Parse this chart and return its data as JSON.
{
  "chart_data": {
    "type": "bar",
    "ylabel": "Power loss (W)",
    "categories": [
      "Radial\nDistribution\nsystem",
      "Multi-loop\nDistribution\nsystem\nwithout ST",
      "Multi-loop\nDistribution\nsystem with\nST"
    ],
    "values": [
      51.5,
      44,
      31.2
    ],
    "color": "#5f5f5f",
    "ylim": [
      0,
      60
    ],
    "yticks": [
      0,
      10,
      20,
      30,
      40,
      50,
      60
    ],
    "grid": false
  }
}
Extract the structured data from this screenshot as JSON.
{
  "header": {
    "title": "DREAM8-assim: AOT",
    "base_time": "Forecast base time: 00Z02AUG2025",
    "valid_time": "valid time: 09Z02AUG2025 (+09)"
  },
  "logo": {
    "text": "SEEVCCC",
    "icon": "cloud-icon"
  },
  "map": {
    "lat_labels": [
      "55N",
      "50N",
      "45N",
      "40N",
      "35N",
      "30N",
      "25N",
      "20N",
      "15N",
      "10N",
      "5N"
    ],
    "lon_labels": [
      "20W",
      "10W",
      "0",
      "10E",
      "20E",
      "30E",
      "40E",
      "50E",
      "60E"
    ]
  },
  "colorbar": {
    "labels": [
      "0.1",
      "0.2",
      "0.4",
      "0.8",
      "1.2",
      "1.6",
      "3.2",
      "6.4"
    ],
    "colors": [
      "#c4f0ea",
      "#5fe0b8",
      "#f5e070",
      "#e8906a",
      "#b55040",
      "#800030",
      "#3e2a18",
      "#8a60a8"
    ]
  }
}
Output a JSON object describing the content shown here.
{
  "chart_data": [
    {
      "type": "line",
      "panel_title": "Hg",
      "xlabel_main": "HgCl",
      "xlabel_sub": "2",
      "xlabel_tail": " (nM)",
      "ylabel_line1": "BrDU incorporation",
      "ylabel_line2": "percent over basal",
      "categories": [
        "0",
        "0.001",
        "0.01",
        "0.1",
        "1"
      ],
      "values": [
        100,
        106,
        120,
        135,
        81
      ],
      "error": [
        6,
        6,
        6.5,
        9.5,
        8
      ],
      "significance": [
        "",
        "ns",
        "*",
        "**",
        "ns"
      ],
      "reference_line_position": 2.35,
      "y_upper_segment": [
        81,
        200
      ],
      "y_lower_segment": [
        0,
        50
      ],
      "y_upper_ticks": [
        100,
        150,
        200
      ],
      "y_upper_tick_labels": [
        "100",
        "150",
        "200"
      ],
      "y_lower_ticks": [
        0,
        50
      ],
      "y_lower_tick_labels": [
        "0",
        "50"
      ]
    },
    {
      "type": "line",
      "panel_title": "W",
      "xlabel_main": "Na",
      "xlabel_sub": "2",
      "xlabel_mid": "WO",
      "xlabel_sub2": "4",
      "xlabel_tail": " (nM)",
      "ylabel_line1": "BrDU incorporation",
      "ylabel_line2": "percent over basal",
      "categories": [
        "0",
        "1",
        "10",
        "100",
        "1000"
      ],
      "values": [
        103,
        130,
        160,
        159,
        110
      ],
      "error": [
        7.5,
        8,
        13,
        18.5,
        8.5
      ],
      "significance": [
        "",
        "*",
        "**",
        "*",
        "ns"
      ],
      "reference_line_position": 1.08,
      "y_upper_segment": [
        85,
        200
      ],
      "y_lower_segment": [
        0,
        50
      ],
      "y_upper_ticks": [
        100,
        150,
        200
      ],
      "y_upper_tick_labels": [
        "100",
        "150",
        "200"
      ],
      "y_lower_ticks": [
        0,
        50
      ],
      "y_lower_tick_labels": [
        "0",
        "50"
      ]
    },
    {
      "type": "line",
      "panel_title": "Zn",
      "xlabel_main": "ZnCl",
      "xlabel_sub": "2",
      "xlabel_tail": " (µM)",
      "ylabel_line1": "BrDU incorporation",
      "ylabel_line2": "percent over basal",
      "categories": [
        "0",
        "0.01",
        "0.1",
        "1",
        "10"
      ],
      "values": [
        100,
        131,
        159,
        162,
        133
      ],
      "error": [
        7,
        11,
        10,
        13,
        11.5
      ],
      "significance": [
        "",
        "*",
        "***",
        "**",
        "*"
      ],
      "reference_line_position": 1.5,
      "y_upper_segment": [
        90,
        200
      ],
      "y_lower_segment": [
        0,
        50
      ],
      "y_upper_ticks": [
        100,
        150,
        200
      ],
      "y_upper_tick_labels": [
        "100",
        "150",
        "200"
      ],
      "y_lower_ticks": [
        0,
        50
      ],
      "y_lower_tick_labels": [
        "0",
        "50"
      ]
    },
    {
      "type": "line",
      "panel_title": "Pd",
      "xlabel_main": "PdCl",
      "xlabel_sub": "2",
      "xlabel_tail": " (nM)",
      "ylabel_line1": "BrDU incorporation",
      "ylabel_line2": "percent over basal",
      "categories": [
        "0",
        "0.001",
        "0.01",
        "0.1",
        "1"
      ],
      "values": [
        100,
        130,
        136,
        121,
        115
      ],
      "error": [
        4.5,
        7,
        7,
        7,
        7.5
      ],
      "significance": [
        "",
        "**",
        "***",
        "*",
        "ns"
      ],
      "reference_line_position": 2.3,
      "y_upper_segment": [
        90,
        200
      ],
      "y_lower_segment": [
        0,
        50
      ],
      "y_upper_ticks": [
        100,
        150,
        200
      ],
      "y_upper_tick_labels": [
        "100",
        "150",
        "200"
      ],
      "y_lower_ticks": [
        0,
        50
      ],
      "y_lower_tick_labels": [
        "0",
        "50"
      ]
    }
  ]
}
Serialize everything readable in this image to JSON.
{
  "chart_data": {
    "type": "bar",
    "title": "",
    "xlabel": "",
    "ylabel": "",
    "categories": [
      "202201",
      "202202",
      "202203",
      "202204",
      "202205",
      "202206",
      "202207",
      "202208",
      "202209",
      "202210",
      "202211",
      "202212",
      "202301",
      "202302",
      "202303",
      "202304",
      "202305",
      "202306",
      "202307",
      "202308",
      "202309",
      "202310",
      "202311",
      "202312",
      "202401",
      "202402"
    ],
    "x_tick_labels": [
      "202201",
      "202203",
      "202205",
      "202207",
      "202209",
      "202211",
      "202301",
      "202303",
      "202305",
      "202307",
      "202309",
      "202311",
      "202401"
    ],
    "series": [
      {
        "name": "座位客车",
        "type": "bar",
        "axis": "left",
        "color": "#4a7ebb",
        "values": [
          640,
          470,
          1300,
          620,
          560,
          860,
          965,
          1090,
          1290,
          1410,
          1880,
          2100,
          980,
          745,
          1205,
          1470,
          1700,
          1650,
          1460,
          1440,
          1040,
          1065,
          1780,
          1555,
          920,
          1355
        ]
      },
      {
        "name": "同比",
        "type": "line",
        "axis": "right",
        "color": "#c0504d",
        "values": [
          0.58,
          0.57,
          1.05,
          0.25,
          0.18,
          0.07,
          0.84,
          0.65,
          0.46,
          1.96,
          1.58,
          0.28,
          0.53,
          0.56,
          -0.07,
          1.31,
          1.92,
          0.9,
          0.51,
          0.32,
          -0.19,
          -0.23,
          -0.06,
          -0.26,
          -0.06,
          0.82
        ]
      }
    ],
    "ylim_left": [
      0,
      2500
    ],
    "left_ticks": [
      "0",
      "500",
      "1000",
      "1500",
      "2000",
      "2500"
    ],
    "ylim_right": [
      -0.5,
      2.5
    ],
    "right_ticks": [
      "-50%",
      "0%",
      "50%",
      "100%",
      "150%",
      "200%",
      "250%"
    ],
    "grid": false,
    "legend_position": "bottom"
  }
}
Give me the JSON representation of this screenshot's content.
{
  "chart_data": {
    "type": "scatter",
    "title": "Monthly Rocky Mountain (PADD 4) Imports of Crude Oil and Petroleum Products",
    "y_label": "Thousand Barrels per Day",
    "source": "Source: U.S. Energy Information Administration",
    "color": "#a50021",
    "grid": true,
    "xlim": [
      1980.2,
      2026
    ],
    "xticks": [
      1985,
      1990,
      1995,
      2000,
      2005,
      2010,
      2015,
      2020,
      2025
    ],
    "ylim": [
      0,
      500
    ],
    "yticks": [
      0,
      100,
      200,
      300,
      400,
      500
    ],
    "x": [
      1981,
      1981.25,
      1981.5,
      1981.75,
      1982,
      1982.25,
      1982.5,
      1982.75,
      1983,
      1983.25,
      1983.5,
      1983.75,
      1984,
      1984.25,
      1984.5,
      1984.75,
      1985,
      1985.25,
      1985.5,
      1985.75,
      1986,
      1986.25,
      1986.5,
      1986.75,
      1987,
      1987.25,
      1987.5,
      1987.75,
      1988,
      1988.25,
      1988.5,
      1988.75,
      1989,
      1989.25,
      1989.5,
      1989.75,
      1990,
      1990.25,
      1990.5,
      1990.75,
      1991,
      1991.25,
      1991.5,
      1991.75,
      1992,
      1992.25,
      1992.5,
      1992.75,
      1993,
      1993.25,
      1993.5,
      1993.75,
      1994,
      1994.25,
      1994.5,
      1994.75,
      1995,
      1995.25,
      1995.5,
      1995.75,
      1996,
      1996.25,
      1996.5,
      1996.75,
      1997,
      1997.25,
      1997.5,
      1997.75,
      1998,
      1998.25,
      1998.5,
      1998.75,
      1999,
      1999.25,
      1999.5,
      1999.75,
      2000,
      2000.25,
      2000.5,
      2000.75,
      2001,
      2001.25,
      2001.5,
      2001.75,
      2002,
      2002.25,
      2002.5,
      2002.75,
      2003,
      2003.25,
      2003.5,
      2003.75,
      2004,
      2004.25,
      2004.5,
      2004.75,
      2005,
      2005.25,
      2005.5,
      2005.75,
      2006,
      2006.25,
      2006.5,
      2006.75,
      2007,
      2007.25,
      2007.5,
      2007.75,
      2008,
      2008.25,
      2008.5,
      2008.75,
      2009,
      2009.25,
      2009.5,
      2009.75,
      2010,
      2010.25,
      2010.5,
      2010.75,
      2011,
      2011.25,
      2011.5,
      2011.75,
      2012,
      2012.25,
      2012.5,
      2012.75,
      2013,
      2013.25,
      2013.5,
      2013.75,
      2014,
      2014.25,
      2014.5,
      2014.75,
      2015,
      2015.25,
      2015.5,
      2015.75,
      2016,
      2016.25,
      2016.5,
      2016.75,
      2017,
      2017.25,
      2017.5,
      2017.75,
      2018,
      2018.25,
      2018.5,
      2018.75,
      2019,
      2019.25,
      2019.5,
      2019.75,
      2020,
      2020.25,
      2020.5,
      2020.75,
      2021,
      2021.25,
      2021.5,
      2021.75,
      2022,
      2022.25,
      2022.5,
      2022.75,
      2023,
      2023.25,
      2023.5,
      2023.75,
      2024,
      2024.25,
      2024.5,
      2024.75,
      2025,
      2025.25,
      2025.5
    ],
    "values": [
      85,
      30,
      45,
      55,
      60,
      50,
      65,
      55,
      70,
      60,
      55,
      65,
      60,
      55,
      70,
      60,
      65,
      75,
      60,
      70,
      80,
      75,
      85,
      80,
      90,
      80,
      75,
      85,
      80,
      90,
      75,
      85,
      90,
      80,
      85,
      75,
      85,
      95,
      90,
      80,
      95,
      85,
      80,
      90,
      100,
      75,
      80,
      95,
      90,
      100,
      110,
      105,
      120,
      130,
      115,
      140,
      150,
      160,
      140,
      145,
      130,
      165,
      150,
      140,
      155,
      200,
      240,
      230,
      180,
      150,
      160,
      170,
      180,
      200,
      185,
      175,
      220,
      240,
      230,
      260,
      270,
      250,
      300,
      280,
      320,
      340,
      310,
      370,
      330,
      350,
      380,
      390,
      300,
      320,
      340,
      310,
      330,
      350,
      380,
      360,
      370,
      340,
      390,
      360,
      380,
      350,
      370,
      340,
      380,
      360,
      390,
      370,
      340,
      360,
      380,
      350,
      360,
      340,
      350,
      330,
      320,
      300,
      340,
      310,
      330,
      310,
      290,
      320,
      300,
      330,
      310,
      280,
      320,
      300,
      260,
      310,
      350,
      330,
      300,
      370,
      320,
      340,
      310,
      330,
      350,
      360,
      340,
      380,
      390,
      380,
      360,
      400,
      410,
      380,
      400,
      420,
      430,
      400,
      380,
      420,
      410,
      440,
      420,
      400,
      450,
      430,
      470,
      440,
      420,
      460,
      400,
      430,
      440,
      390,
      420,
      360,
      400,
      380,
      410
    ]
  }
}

================================

Problem description
Collect the lines of the records that include the string "this".

Solution to the exercise
Parse this chart and return its data as JSON.
Extract the structured data from this screenshot as JSON.
Serialize everything readable in this image to JSON.
Give me the JSON representation of this screenshot's content.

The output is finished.